──────── MATERIAL PROVIDED ────────
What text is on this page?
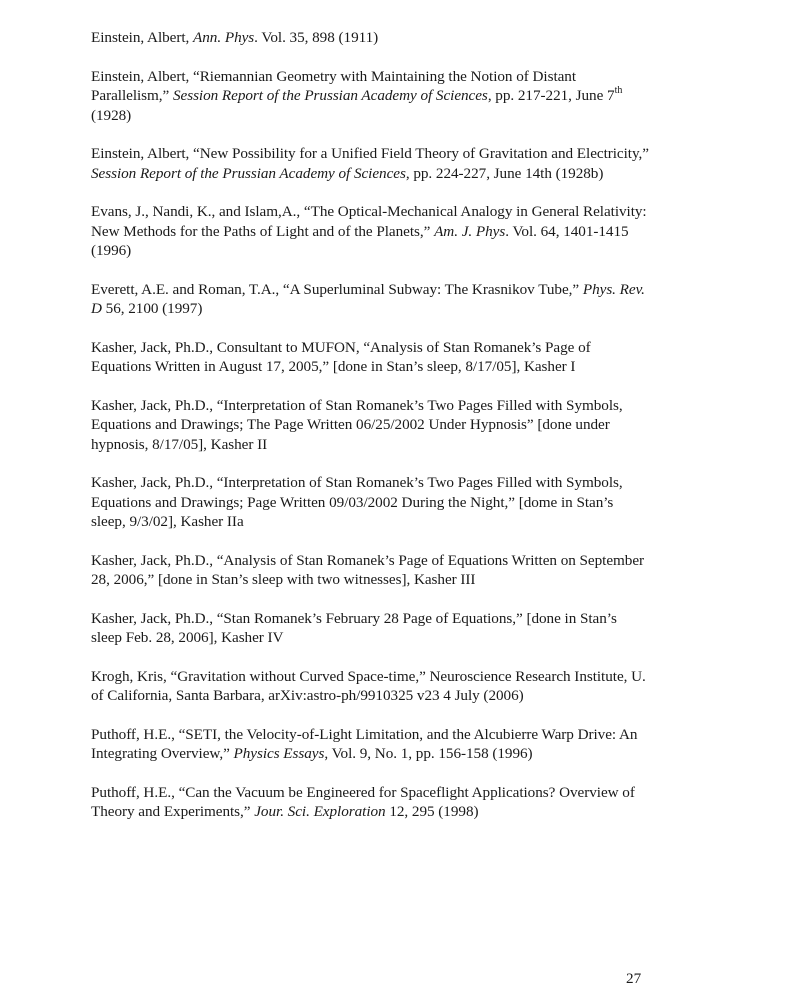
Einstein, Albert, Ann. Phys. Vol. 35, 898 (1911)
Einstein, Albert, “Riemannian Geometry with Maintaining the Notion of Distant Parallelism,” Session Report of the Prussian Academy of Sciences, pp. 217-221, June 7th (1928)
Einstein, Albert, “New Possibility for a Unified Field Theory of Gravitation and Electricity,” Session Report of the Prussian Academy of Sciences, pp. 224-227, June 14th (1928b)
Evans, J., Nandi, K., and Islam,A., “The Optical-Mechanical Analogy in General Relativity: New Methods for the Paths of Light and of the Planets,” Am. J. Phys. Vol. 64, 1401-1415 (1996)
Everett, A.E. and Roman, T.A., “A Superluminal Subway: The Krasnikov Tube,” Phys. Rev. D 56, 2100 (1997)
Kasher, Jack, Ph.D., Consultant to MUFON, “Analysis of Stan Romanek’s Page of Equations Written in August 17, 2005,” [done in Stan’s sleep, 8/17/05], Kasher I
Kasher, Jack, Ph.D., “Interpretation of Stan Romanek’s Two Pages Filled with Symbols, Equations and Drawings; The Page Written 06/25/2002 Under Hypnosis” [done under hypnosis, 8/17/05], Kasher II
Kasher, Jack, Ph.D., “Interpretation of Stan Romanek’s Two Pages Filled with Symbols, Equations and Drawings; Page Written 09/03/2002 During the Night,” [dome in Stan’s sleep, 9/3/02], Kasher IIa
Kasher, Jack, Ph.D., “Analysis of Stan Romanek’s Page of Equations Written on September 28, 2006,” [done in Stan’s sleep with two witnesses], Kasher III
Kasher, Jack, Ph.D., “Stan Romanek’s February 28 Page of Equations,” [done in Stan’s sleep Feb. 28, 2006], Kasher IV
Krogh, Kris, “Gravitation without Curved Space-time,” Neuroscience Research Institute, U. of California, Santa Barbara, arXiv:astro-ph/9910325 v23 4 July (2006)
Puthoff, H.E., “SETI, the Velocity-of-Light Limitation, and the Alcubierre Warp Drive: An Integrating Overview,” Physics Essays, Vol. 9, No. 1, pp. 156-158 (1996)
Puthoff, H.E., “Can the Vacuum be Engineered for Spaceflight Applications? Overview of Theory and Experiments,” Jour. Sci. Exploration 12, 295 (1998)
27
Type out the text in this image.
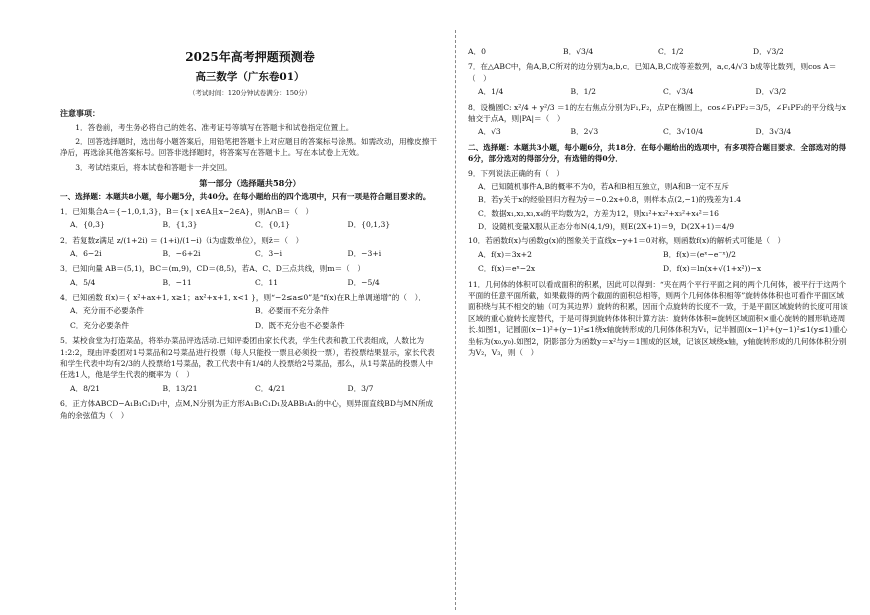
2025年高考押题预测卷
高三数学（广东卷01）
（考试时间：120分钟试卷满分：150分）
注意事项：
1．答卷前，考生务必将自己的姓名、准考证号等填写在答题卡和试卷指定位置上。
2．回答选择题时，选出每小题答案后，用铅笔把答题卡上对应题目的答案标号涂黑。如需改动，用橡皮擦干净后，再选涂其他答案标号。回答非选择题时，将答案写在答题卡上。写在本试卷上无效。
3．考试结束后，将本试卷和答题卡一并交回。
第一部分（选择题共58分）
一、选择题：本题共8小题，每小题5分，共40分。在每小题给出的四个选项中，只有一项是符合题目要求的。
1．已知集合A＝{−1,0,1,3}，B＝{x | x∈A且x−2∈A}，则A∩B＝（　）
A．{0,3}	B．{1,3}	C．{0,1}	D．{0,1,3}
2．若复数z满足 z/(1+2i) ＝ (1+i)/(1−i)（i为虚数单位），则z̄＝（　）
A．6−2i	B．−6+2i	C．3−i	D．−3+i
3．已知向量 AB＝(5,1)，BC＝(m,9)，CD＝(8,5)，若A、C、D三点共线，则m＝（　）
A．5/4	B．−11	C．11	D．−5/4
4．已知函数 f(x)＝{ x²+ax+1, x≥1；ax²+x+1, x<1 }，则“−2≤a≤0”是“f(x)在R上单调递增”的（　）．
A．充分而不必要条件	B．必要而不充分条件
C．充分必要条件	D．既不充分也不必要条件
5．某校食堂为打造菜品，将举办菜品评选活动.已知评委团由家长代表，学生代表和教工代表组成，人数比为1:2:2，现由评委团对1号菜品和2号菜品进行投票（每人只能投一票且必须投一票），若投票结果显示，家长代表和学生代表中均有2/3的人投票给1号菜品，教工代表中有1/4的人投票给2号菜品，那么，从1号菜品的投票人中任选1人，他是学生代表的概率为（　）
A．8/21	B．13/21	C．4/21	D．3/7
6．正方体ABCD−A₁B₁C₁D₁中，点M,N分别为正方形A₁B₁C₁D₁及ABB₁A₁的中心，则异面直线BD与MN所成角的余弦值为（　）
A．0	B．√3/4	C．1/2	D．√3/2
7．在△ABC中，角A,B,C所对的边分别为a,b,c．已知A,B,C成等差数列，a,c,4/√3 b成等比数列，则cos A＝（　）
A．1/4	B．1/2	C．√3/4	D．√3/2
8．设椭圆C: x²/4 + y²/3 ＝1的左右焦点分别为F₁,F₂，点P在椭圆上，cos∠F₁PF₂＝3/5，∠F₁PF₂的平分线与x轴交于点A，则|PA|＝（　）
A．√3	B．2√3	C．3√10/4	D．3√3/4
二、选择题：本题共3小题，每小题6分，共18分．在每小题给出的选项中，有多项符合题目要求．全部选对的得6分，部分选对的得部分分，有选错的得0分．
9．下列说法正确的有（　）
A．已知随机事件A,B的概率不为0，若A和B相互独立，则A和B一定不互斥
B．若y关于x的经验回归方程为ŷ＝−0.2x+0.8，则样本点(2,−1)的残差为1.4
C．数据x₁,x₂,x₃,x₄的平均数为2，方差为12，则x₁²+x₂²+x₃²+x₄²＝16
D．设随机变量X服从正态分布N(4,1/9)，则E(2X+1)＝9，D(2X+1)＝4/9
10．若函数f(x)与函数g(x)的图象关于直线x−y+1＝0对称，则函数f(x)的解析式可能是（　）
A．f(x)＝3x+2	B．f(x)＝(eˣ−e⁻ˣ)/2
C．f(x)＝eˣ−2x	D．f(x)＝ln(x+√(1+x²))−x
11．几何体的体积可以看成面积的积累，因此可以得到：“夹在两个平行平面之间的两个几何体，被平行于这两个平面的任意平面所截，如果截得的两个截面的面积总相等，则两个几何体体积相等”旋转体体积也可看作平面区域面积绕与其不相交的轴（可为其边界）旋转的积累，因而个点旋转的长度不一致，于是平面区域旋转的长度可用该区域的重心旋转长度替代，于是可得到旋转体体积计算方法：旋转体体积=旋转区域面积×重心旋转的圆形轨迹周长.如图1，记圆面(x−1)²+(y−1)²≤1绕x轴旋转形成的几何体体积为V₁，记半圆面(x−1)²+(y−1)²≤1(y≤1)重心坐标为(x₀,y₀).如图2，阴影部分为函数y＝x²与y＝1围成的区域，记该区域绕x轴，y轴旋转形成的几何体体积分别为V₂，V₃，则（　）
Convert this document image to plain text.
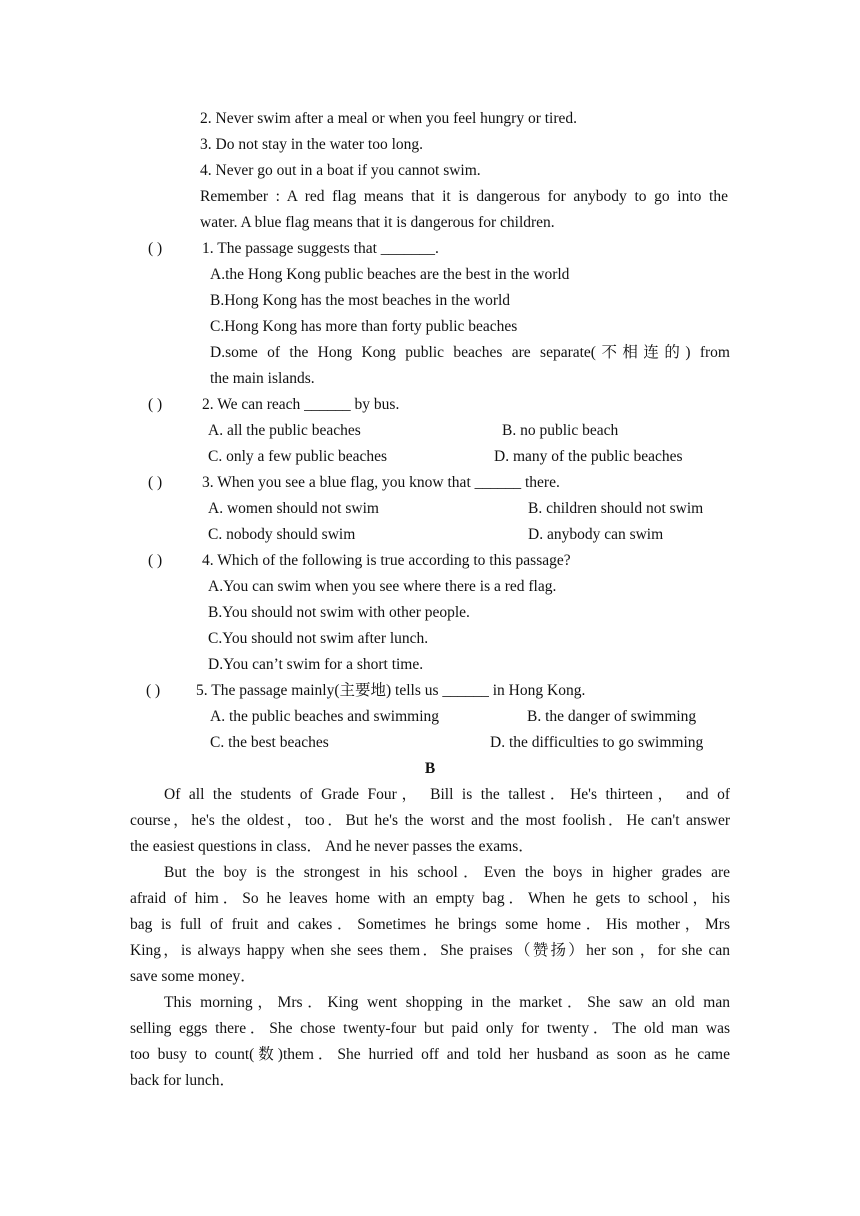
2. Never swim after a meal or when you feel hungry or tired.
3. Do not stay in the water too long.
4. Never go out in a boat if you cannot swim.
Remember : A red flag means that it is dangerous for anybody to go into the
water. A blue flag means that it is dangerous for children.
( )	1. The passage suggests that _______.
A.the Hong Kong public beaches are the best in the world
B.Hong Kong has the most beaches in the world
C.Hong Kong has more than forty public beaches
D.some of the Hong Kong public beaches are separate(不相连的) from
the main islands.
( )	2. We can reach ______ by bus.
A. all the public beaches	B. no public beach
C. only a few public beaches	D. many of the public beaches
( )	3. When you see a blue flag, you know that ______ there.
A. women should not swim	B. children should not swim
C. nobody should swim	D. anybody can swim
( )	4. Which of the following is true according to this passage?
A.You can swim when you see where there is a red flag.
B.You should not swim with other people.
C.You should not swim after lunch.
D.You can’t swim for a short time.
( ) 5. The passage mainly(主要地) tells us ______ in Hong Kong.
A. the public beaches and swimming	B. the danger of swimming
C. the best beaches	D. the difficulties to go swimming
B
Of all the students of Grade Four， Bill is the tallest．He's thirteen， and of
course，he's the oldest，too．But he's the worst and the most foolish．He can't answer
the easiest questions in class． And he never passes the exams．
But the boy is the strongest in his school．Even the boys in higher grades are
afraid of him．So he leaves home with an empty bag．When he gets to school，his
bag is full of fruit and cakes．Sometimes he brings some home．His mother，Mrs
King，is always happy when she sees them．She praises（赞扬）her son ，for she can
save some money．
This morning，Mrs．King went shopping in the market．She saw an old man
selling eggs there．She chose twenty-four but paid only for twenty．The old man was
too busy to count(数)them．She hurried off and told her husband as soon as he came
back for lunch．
────────
### AIM
Look through the data and gather every line with the string "Albert" in it.

### RIGHT ANSWER
Einstein, Albert, Ann. Phys. Vol. 35, 898 (1911)
Einstein, Albert, “Riemannian Geometry with Maintaining the Notion of Distant Parallelism,” Session Report of the Prussian Academy of Sciences, pp. 217-221, June 7th (1928)
Einstein, Albert, “New Possibility for a Unified Field Theory of Gravitation and Electricity,” Session Report of the Prussian Academy of Sciences, pp. 224-227, June 14th (1928b)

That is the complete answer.